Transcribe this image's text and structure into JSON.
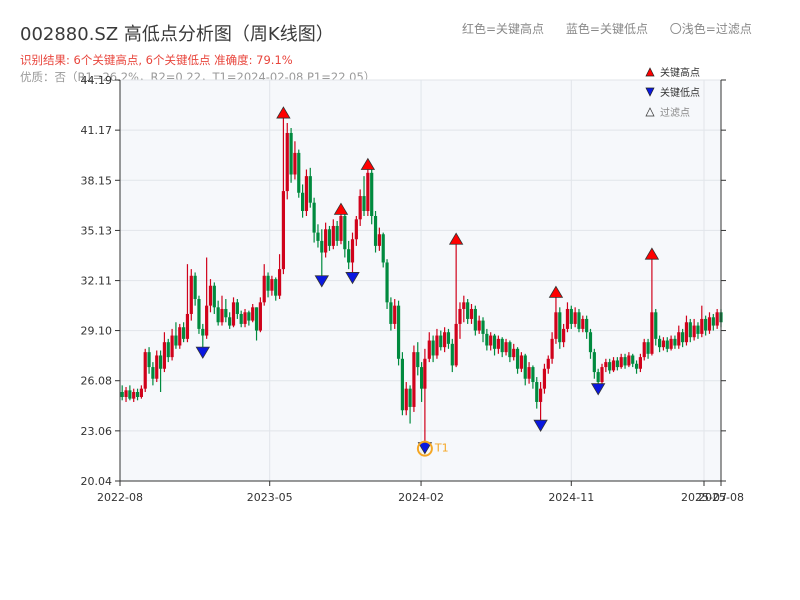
{
  "header": {
    "title": "002880.SZ 高低点分析图（周K线图）",
    "info_line1": "识别结果: 6个关键高点, 6个关键低点  准确度: 79.1%",
    "info_line2": "优质：否（R1=26.2%，R2=0.22，T1=2024-02-08 P1=22.05）"
  },
  "top_legend": {
    "red": "红色=关键高点",
    "blue": "蓝色=关键低点",
    "light": "〇浅色=过滤点"
  },
  "colors": {
    "up": "#d0021b",
    "down": "#008a3e",
    "high_marker": "#ff0000",
    "low_marker": "#0a18e0",
    "t1": "#f5a623",
    "plot_bg": "#f6f8fb",
    "grid": "#e1e5ea"
  },
  "chart_data": {
    "type": "candlestick",
    "y_ticks": [
      "20.04",
      "23.06",
      "26.08",
      "29.10",
      "32.11",
      "35.13",
      "38.15",
      "41.17",
      "44.19"
    ],
    "ylim": [
      20.04,
      44.19
    ],
    "xlim": [
      "2022-08",
      "2025-08"
    ],
    "x_ticks": [
      "2022-08",
      "2023-05",
      "2024-02",
      "2024-11",
      "2025-08",
      "2025-07"
    ],
    "legend": [
      {
        "name": "关键高点",
        "marker": "triangle-up",
        "color": "#ff0000"
      },
      {
        "name": "关键低点",
        "marker": "triangle-down",
        "color": "#0a18e0"
      },
      {
        "name": "过滤点",
        "marker": "triangle-up-hollow",
        "color": "#888888"
      }
    ],
    "key_highs": [
      {
        "date": "2023-05-26",
        "price": 42.2
      },
      {
        "date": "2023-09-08",
        "price": 36.4
      },
      {
        "date": "2023-10-27",
        "price": 39.1
      },
      {
        "date": "2024-04-05",
        "price": 34.6
      },
      {
        "date": "2024-10-04",
        "price": 31.4
      },
      {
        "date": "2025-03-28",
        "price": 33.7
      }
    ],
    "key_lows": [
      {
        "date": "2022-12-30",
        "price": 27.8
      },
      {
        "date": "2023-08-04",
        "price": 32.1
      },
      {
        "date": "2023-09-29",
        "price": 32.3
      },
      {
        "date": "2024-02-08",
        "price": 22.05
      },
      {
        "date": "2024-09-06",
        "price": 23.4
      },
      {
        "date": "2024-12-20",
        "price": 25.6
      }
    ],
    "t1": {
      "label": "T1",
      "date": "2024-02-08",
      "price": 22.05
    },
    "candles": [
      [
        "2022-08-05",
        25.4,
        25.1,
        25.8,
        24.9
      ],
      [
        "2022-08-12",
        25.1,
        25.5,
        25.7,
        24.8
      ],
      [
        "2022-08-19",
        25.5,
        25.0,
        25.8,
        24.9
      ],
      [
        "2022-08-26",
        25.0,
        25.4,
        25.6,
        24.8
      ],
      [
        "2022-09-02",
        25.4,
        25.1,
        25.6,
        24.9
      ],
      [
        "2022-09-09",
        25.1,
        25.6,
        25.8,
        25.0
      ],
      [
        "2022-09-16",
        25.6,
        27.8,
        28.0,
        25.4
      ],
      [
        "2022-09-23",
        27.8,
        26.9,
        28.1,
        26.5
      ],
      [
        "2022-09-30",
        26.9,
        26.2,
        27.2,
        25.8
      ],
      [
        "2022-10-07",
        26.2,
        27.6,
        27.9,
        26.0
      ],
      [
        "2022-10-14",
        27.6,
        26.8,
        27.9,
        25.4
      ],
      [
        "2022-10-21",
        26.8,
        28.4,
        29.0,
        26.6
      ],
      [
        "2022-10-28",
        28.4,
        27.5,
        28.6,
        27.2
      ],
      [
        "2022-11-04",
        27.5,
        28.8,
        29.2,
        27.3
      ],
      [
        "2022-11-11",
        28.8,
        28.2,
        29.6,
        28.0
      ],
      [
        "2022-11-18",
        28.2,
        29.3,
        29.5,
        28.0
      ],
      [
        "2022-11-25",
        29.3,
        28.6,
        29.6,
        28.4
      ],
      [
        "2022-12-02",
        28.6,
        30.1,
        33.1,
        28.4
      ],
      [
        "2022-12-09",
        30.1,
        32.4,
        32.8,
        29.7
      ],
      [
        "2022-12-16",
        32.4,
        31.0,
        32.6,
        30.6
      ],
      [
        "2022-12-23",
        31.0,
        29.2,
        31.2,
        28.9
      ],
      [
        "2022-12-30",
        29.2,
        28.8,
        29.5,
        27.8
      ],
      [
        "2023-01-06",
        28.8,
        30.6,
        33.5,
        28.6
      ],
      [
        "2023-01-13",
        30.6,
        31.8,
        32.2,
        30.2
      ],
      [
        "2023-01-20",
        31.8,
        30.5,
        32.0,
        30.1
      ],
      [
        "2023-01-27",
        30.5,
        29.6,
        30.9,
        29.4
      ],
      [
        "2023-02-03",
        29.6,
        30.4,
        31.2,
        29.4
      ],
      [
        "2023-02-10",
        30.4,
        29.9,
        31.0,
        29.6
      ],
      [
        "2023-02-17",
        29.9,
        29.4,
        30.2,
        29.2
      ],
      [
        "2023-02-24",
        29.4,
        30.8,
        31.1,
        29.3
      ],
      [
        "2023-03-03",
        30.8,
        30.1,
        31.0,
        29.8
      ],
      [
        "2023-03-10",
        30.1,
        29.5,
        30.3,
        29.3
      ],
      [
        "2023-03-17",
        29.5,
        30.2,
        30.4,
        29.3
      ],
      [
        "2023-03-24",
        30.2,
        29.7,
        30.3,
        29.4
      ],
      [
        "2023-03-31",
        29.7,
        30.5,
        30.7,
        29.6
      ],
      [
        "2023-04-07",
        30.5,
        29.1,
        30.5,
        28.5
      ],
      [
        "2023-04-14",
        29.1,
        30.8,
        31.1,
        29.0
      ],
      [
        "2023-04-21",
        30.8,
        32.4,
        33.1,
        30.6
      ],
      [
        "2023-04-28",
        32.4,
        31.5,
        32.6,
        31.1
      ],
      [
        "2023-05-05",
        31.5,
        32.2,
        32.4,
        31.2
      ],
      [
        "2023-05-12",
        32.2,
        31.2,
        32.3,
        30.9
      ],
      [
        "2023-05-19",
        31.2,
        32.8,
        33.7,
        31.0
      ],
      [
        "2023-05-26",
        32.8,
        37.5,
        42.2,
        32.5
      ],
      [
        "2023-06-02",
        37.5,
        41.0,
        41.6,
        37.0
      ],
      [
        "2023-06-09",
        41.0,
        38.5,
        41.3,
        38.0
      ],
      [
        "2023-06-16",
        38.5,
        39.8,
        40.5,
        38.2
      ],
      [
        "2023-06-23",
        39.8,
        37.4,
        40.0,
        37.1
      ],
      [
        "2023-06-30",
        37.4,
        36.3,
        37.9,
        35.9
      ],
      [
        "2023-07-07",
        36.3,
        38.4,
        38.8,
        36.0
      ],
      [
        "2023-07-14",
        38.4,
        36.8,
        38.9,
        36.5
      ],
      [
        "2023-07-21",
        36.8,
        35.0,
        37.1,
        34.4
      ],
      [
        "2023-07-28",
        35.0,
        34.5,
        35.5,
        34.1
      ],
      [
        "2023-08-04",
        34.5,
        33.8,
        35.2,
        32.1
      ],
      [
        "2023-08-11",
        33.8,
        35.2,
        35.6,
        33.5
      ],
      [
        "2023-08-18",
        35.2,
        34.2,
        35.4,
        33.9
      ],
      [
        "2023-08-25",
        34.2,
        35.4,
        35.8,
        34.0
      ],
      [
        "2023-09-01",
        35.4,
        34.5,
        35.7,
        34.2
      ],
      [
        "2023-09-08",
        34.5,
        36.0,
        36.4,
        34.3
      ],
      [
        "2023-09-15",
        36.0,
        34.0,
        36.2,
        33.5
      ],
      [
        "2023-09-22",
        34.0,
        33.2,
        34.5,
        32.8
      ],
      [
        "2023-09-29",
        33.2,
        34.6,
        35.0,
        32.3
      ],
      [
        "2023-10-06",
        34.6,
        35.8,
        36.0,
        34.2
      ],
      [
        "2023-10-13",
        35.8,
        37.2,
        37.6,
        35.4
      ],
      [
        "2023-10-20",
        37.2,
        36.3,
        38.4,
        36.0
      ],
      [
        "2023-10-27",
        36.3,
        38.6,
        39.1,
        36.0
      ],
      [
        "2023-11-03",
        38.6,
        36.0,
        38.8,
        35.5
      ],
      [
        "2023-11-10",
        36.0,
        34.2,
        36.3,
        33.8
      ],
      [
        "2023-11-17",
        34.2,
        34.9,
        35.3,
        33.9
      ],
      [
        "2023-11-24",
        34.9,
        33.2,
        35.0,
        32.9
      ],
      [
        "2023-12-01",
        33.2,
        30.8,
        33.4,
        30.4
      ],
      [
        "2023-12-08",
        30.8,
        29.5,
        31.1,
        29.1
      ],
      [
        "2023-12-15",
        29.5,
        30.6,
        31.0,
        29.2
      ],
      [
        "2023-12-22",
        30.6,
        27.4,
        30.9,
        27.0
      ],
      [
        "2023-12-29",
        27.4,
        24.3,
        27.8,
        24.0
      ],
      [
        "2024-01-05",
        24.3,
        25.6,
        26.0,
        24.0
      ],
      [
        "2024-01-12",
        25.6,
        24.5,
        25.8,
        23.5
      ],
      [
        "2024-01-19",
        24.5,
        27.8,
        28.2,
        24.2
      ],
      [
        "2024-01-26",
        27.8,
        26.9,
        28.4,
        26.4
      ],
      [
        "2024-02-02",
        26.9,
        25.6,
        27.2,
        24.8
      ],
      [
        "2024-02-08",
        25.6,
        27.4,
        28.0,
        22.05
      ],
      [
        "2024-02-16",
        27.4,
        28.5,
        29.0,
        27.2
      ],
      [
        "2024-02-23",
        28.5,
        27.6,
        28.8,
        27.2
      ],
      [
        "2024-03-01",
        27.6,
        28.8,
        29.2,
        27.4
      ],
      [
        "2024-03-08",
        28.8,
        28.1,
        29.1,
        27.9
      ],
      [
        "2024-03-15",
        28.1,
        29.0,
        29.3,
        27.8
      ],
      [
        "2024-03-22",
        29.0,
        28.3,
        29.2,
        28.0
      ],
      [
        "2024-03-29",
        28.3,
        27.0,
        28.6,
        26.6
      ],
      [
        "2024-04-05",
        27.0,
        29.5,
        34.6,
        26.9
      ],
      [
        "2024-04-12",
        29.5,
        30.4,
        30.8,
        28.6
      ],
      [
        "2024-04-19",
        30.4,
        30.8,
        31.2,
        29.6
      ],
      [
        "2024-04-26",
        30.8,
        29.8,
        31.0,
        29.5
      ],
      [
        "2024-05-03",
        29.8,
        30.4,
        30.7,
        29.5
      ],
      [
        "2024-05-10",
        30.4,
        29.1,
        30.6,
        28.8
      ],
      [
        "2024-05-17",
        29.1,
        29.7,
        30.0,
        28.9
      ],
      [
        "2024-05-24",
        29.7,
        28.9,
        29.9,
        28.4
      ],
      [
        "2024-05-31",
        28.9,
        28.2,
        29.2,
        27.9
      ],
      [
        "2024-06-07",
        28.2,
        28.8,
        29.0,
        27.9
      ],
      [
        "2024-06-14",
        28.8,
        28.0,
        28.9,
        27.6
      ],
      [
        "2024-06-21",
        28.0,
        28.6,
        28.8,
        27.7
      ],
      [
        "2024-06-28",
        28.6,
        27.8,
        28.7,
        27.5
      ],
      [
        "2024-07-05",
        27.8,
        28.4,
        28.6,
        27.6
      ],
      [
        "2024-07-12",
        28.4,
        27.5,
        28.5,
        27.2
      ],
      [
        "2024-07-19",
        27.5,
        28.0,
        28.3,
        27.3
      ],
      [
        "2024-07-26",
        28.0,
        26.8,
        28.1,
        26.5
      ],
      [
        "2024-08-02",
        26.8,
        27.6,
        27.8,
        26.6
      ],
      [
        "2024-08-09",
        27.6,
        26.2,
        27.7,
        25.8
      ],
      [
        "2024-08-16",
        26.2,
        26.9,
        27.2,
        25.9
      ],
      [
        "2024-08-23",
        26.9,
        26.0,
        27.0,
        25.6
      ],
      [
        "2024-08-30",
        26.0,
        24.8,
        26.3,
        24.4
      ],
      [
        "2024-09-06",
        24.8,
        25.6,
        26.0,
        23.4
      ],
      [
        "2024-09-13",
        25.6,
        26.8,
        27.1,
        25.3
      ],
      [
        "2024-09-20",
        26.8,
        27.4,
        27.6,
        26.5
      ],
      [
        "2024-09-27",
        27.4,
        28.6,
        29.0,
        27.1
      ],
      [
        "2024-10-04",
        28.6,
        30.2,
        31.4,
        28.3
      ],
      [
        "2024-10-11",
        30.2,
        28.4,
        30.5,
        28.0
      ],
      [
        "2024-10-18",
        28.4,
        29.2,
        29.5,
        28.1
      ],
      [
        "2024-10-25",
        29.2,
        30.4,
        30.8,
        29.0
      ],
      [
        "2024-11-01",
        30.4,
        29.5,
        30.6,
        29.2
      ],
      [
        "2024-11-08",
        29.5,
        30.2,
        30.5,
        29.3
      ],
      [
        "2024-11-15",
        30.2,
        29.2,
        30.4,
        29.0
      ],
      [
        "2024-11-22",
        29.2,
        29.8,
        30.0,
        29.0
      ],
      [
        "2024-11-29",
        29.8,
        29.0,
        30.0,
        28.6
      ],
      [
        "2024-12-06",
        29.0,
        27.8,
        29.2,
        27.4
      ],
      [
        "2024-12-13",
        27.8,
        26.6,
        28.0,
        26.2
      ],
      [
        "2024-12-20",
        26.6,
        26.0,
        26.8,
        25.6
      ],
      [
        "2024-12-27",
        26.0,
        26.9,
        27.1,
        25.8
      ],
      [
        "2025-01-03",
        26.9,
        27.2,
        27.4,
        26.6
      ],
      [
        "2025-01-10",
        27.2,
        26.7,
        27.4,
        26.5
      ],
      [
        "2025-01-17",
        26.7,
        27.3,
        27.5,
        26.6
      ],
      [
        "2025-01-24",
        27.3,
        26.9,
        27.5,
        26.7
      ],
      [
        "2025-01-31",
        26.9,
        27.5,
        27.7,
        26.8
      ],
      [
        "2025-02-07",
        27.5,
        27.0,
        27.7,
        26.8
      ],
      [
        "2025-02-14",
        27.0,
        27.6,
        27.8,
        26.9
      ],
      [
        "2025-02-21",
        27.6,
        27.1,
        27.7,
        26.9
      ],
      [
        "2025-02-28",
        27.1,
        26.8,
        27.3,
        26.5
      ],
      [
        "2025-03-07",
        26.8,
        27.5,
        27.7,
        26.6
      ],
      [
        "2025-03-14",
        27.5,
        28.4,
        28.6,
        27.3
      ],
      [
        "2025-03-21",
        28.4,
        27.7,
        28.6,
        27.4
      ],
      [
        "2025-03-28",
        27.7,
        30.2,
        33.7,
        27.6
      ],
      [
        "2025-04-04",
        30.2,
        28.6,
        30.4,
        28.2
      ],
      [
        "2025-04-11",
        28.6,
        28.1,
        28.8,
        27.8
      ],
      [
        "2025-04-18",
        28.1,
        28.5,
        28.7,
        27.9
      ],
      [
        "2025-04-25",
        28.5,
        28.0,
        28.7,
        27.8
      ],
      [
        "2025-05-02",
        28.0,
        28.6,
        28.8,
        27.9
      ],
      [
        "2025-05-09",
        28.6,
        28.2,
        28.8,
        28.0
      ],
      [
        "2025-05-16",
        28.2,
        29.0,
        29.4,
        28.0
      ],
      [
        "2025-05-23",
        29.0,
        28.4,
        29.2,
        28.1
      ],
      [
        "2025-05-30",
        28.4,
        29.6,
        30.0,
        28.2
      ],
      [
        "2025-06-06",
        29.6,
        28.7,
        29.8,
        28.4
      ],
      [
        "2025-06-13",
        28.7,
        29.4,
        29.8,
        28.5
      ],
      [
        "2025-06-20",
        29.4,
        28.9,
        29.6,
        28.6
      ],
      [
        "2025-06-27",
        28.9,
        29.8,
        30.6,
        28.7
      ],
      [
        "2025-07-04",
        29.8,
        29.1,
        30.0,
        28.8
      ],
      [
        "2025-07-11",
        29.1,
        29.9,
        30.2,
        28.9
      ],
      [
        "2025-07-18",
        29.9,
        29.4,
        30.1,
        29.1
      ],
      [
        "2025-07-25",
        29.4,
        30.2,
        30.4,
        29.2
      ],
      [
        "2025-08-01",
        30.2,
        29.6,
        30.4,
        29.3
      ]
    ]
  }
}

AIM OF THE TASK ▸ From the records above, pull out every line containing the word "triangle".

SOLUTION FOR THIS PROBLEM ▸
        "marker": "triangle-up",
        "marker": "triangle-down",
        "marker": "triangle-up-hollow",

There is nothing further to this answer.